*EXERCISE GOAL*: Copy everything in the data below exactly except the pictures.

======== TASK INPUTS ========

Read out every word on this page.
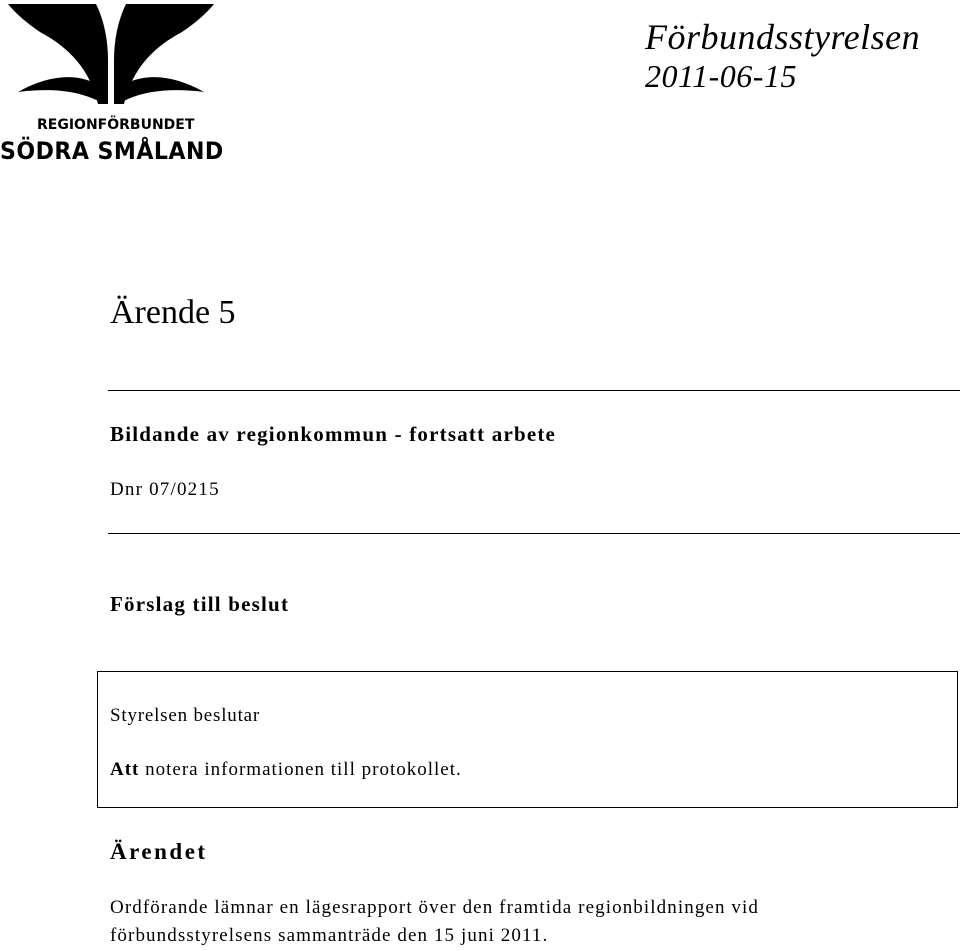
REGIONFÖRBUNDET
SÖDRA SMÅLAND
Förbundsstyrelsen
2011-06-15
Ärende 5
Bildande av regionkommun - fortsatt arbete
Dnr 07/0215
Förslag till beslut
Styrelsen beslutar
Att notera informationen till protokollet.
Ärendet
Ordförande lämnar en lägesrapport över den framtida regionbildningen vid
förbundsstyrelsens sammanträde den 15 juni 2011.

========

*COMPLETED EXERCISE*:
Read out every word on this page.
REGIONFÖRBUNDET
SÖDRA SMÅLAND
Förbundsstyrelsen
2011-06-15
Ärende 5
Bildande av regionkommun - fortsatt arbete
Dnr 07/0215
Förslag till beslut
Styrelsen beslutar
Att notera informationen till protokollet.
Ärendet
Ordförande lämnar en lägesrapport över den framtida regionbildningen vid
förbundsstyrelsens sammanträde den 15 juni 2011.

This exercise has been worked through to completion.